## WHAT TO DO:
Make an exact copy of the records, with the images left out.

======== EXERCISE INPUTS

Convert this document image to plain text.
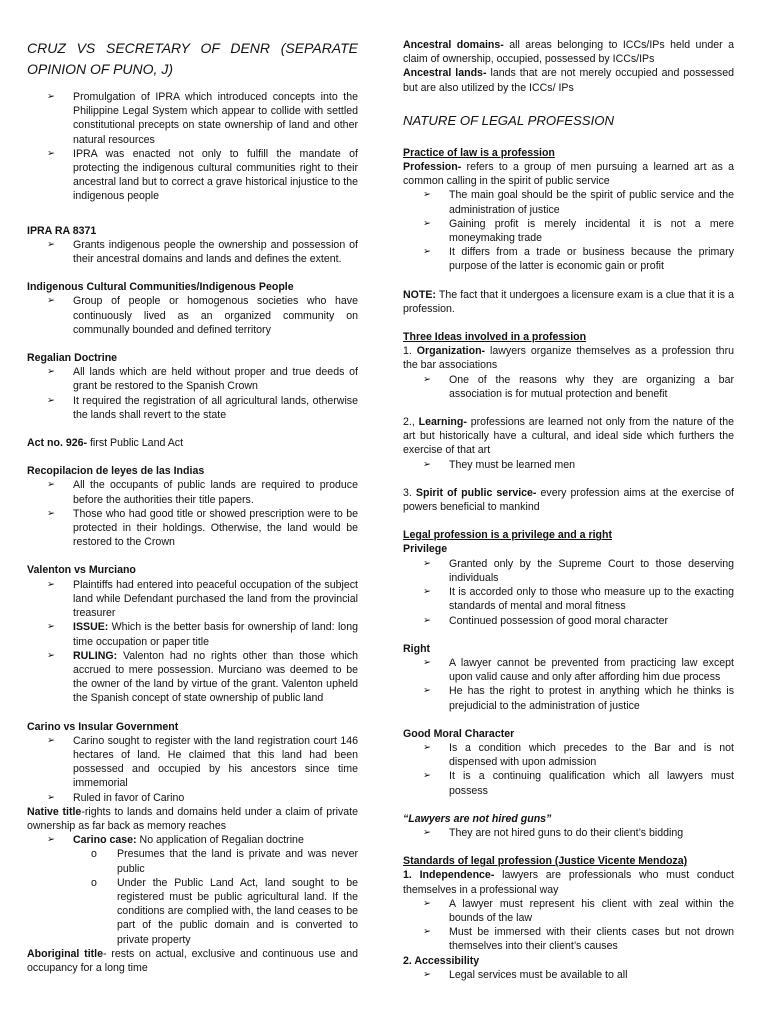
CRUZ VS SECRETARY OF DENR (SEPARATE OPINION OF PUNO, J)
➢ Promulgation of IPRA which introduced concepts into the Philippine Legal System which appear to collide with settled constitutional precepts on state ownership of land and other natural resources
➢ IPRA was enacted not only to fulfill the mandate of protecting the indigenous cultural communities right to their ancestral land but to correct a grave historical injustice to the indigenous people
IPRA RA 8371
➢ Grants indigenous people the ownership and possession of their ancestral domains and lands and defines the extent.
Indigenous Cultural Communities/Indigenous People
➢ Group of people or homogenous societies who have continuously lived as an organized community on communally bounded and defined territory
Regalian Doctrine
➢ All lands which are held without proper and true deeds of grant be restored to the Spanish Crown
➢ It required the registration of all agricultural lands, otherwise the lands shall revert to the state
Act no. 926- first Public Land Act
Recopilacion de leyes de las Indias
➢ All the occupants of public lands are required to produce before the authorities their title papers.
➢ Those who had good title or showed prescription were to be protected in their holdings. Otherwise, the land would be restored to the Crown
Valenton vs Murciano
➢ Plaintiffs had entered into peaceful occupation of the subject land while Defendant purchased the land from the provincial treasurer
➢ ISSUE: Which is the better basis for ownership of land: long time occupation or paper title
➢ RULING: Valenton had no rights other than those which accrued to mere possession. Murciano was deemed to be the owner of the land by virtue of the grant. Valenton upheld the Spanish concept of state ownership of public land
Carino vs Insular Government
➢ Carino sought to register with the land registration court 146 hectares of land. He claimed that this land had been possessed and occupied by his ancestors since time immemorial
➢ Ruled in favor of Carino
Native title-rights to lands and domains held under a claim of private ownership as far back as memory reaches
➢ Carino case: No application of Regalian doctrine
o Presumes that the land is private and was never public
o Under the Public Land Act, land sought to be registered must be public agricultural land. If the conditions are complied with, the land ceases to be part of the public domain and is converted to private property
Aboriginal title- rests on actual, exclusive and continuous use and occupancy for a long time
Ancestral domains- all areas belonging to ICCs/IPs held under a claim of ownership, occupied, possessed by ICCs/IPs
Ancestral lands- lands that are not merely occupied and possessed but are also utilized by the ICCs/ IPs
NATURE OF LEGAL PROFESSION
Practice of law is a profession
Profession- refers to a group of men pursuing a learned art as a common calling in the spirit of public service
➢ The main goal should be the spirit of public service and the administration of justice
➢ Gaining profit is merely incidental it is not a mere moneymaking trade
➢ It differs from a trade or business because the primary purpose of the latter is economic gain or profit
NOTE: The fact that it undergoes a licensure exam is a clue that it is a profession.
Three Ideas involved in a profession
1. Organization- lawyers organize themselves as a profession thru the bar associations
➢ One of the reasons why they are organizing a bar association is for mutual protection and benefit
2., Learning- professions are learned not only from the nature of the art but historically have a cultural, and ideal side which furthers the exercise of that art
➢ They must be learned men
3. Spirit of public service- every profession aims at the exercise of powers beneficial to mankind
Legal profession is a privilege and a right
Privilege
➢ Granted only by the Supreme Court to those deserving individuals
➢ It is accorded only to those who measure up to the exacting standards of mental and moral fitness
➢ Continued possession of good moral character
Right
➢ A lawyer cannot be prevented from practicing law except upon valid cause and only after affording him due process
➢ He has the right to protest in anything which he thinks is prejudicial to the administration of justice
Good Moral Character
➢ Is a condition which precedes to the Bar and is not dispensed with upon admission
➢ It is a continuing qualification which all lawyers must possess
“Lawyers are not hired guns”
➢ They are not hired guns to do their client’s bidding
Standards of legal profession (Justice Vicente Mendoza)
1. Independence- lawyers are professionals who must conduct themselves in a professional way
➢ A lawyer must represent his client with zeal within the bounds of the law
➢ Must be immersed with their clients cases but not drown themselves into their client’s causes
2. Accessibility
➢ Legal services must be available to all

================

## ANSWER TO THE EXERCISE:
Convert this document image to plain text.
CRUZ VS SECRETARY OF DENR (SEPARATE OPINION OF PUNO, J)
➢ Promulgation of IPRA which introduced concepts into the Philippine Legal System which appear to collide with settled constitutional precepts on state ownership of land and other natural resources
➢ IPRA was enacted not only to fulfill the mandate of protecting the indigenous cultural communities right to their ancestral land but to correct a grave historical injustice to the indigenous people
IPRA RA 8371
➢ Grants indigenous people the ownership and possession of their ancestral domains and lands and defines the extent.
Indigenous Cultural Communities/Indigenous People
➢ Group of people or homogenous societies who have continuously lived as an organized community on communally bounded and defined territory
Regalian Doctrine
➢ All lands which are held without proper and true deeds of grant be restored to the Spanish Crown
➢ It required the registration of all agricultural lands, otherwise the lands shall revert to the state
Act no. 926- first Public Land Act
Recopilacion de leyes de las Indias
➢ All the occupants of public lands are required to produce before the authorities their title papers.
➢ Those who had good title or showed prescription were to be protected in their holdings. Otherwise, the land would be restored to the Crown
Valenton vs Murciano
➢ Plaintiffs had entered into peaceful occupation of the subject land while Defendant purchased the land from the provincial treasurer
➢ ISSUE: Which is the better basis for ownership of land: long time occupation or paper title
➢ RULING: Valenton had no rights other than those which accrued to mere possession. Murciano was deemed to be the owner of the land by virtue of the grant. Valenton upheld the Spanish concept of state ownership of public land
Carino vs Insular Government
➢ Carino sought to register with the land registration court 146 hectares of land. He claimed that this land had been possessed and occupied by his ancestors since time immemorial
➢ Ruled in favor of Carino
Native title-rights to lands and domains held under a claim of private ownership as far back as memory reaches
➢ Carino case: No application of Regalian doctrine
o Presumes that the land is private and was never public
o Under the Public Land Act, land sought to be registered must be public agricultural land. If the conditions are complied with, the land ceases to be part of the public domain and is converted to private property
Aboriginal title- rests on actual, exclusive and continuous use and occupancy for a long time
Ancestral domains- all areas belonging to ICCs/IPs held under a claim of ownership, occupied, possessed by ICCs/IPs
Ancestral lands- lands that are not merely occupied and possessed but are also utilized by the ICCs/ IPs
NATURE OF LEGAL PROFESSION
Practice of law is a profession
Profession- refers to a group of men pursuing a learned art as a common calling in the spirit of public service
➢ The main goal should be the spirit of public service and the administration of justice
➢ Gaining profit is merely incidental it is not a mere moneymaking trade
➢ It differs from a trade or business because the primary purpose of the latter is economic gain or profit
NOTE: The fact that it undergoes a licensure exam is a clue that it is a profession.
Three Ideas involved in a profession
1. Organization- lawyers organize themselves as a profession thru the bar associations
➢ One of the reasons why they are organizing a bar association is for mutual protection and benefit
2., Learning- professions are learned not only from the nature of the art but historically have a cultural, and ideal side which furthers the exercise of that art
➢ They must be learned men
3. Spirit of public service- every profession aims at the exercise of powers beneficial to mankind
Legal profession is a privilege and a right
Privilege
➢ Granted only by the Supreme Court to those deserving individuals
➢ It is accorded only to those who measure up to the exacting standards of mental and moral fitness
➢ Continued possession of good moral character
Right
➢ A lawyer cannot be prevented from practicing law except upon valid cause and only after affording him due process
➢ He has the right to protest in anything which he thinks is prejudicial to the administration of justice
Good Moral Character
➢ Is a condition which precedes to the Bar and is not dispensed with upon admission
➢ It is a continuing qualification which all lawyers must possess
“Lawyers are not hired guns”
➢ They are not hired guns to do their client’s bidding
Standards of legal profession (Justice Vicente Mendoza)
1. Independence- lawyers are professionals who must conduct themselves in a professional way
➢ A lawyer must represent his client with zeal within the bounds of the law
➢ Must be immersed with their clients cases but not drown themselves into their client’s causes
2. Accessibility
➢ Legal services must be available to all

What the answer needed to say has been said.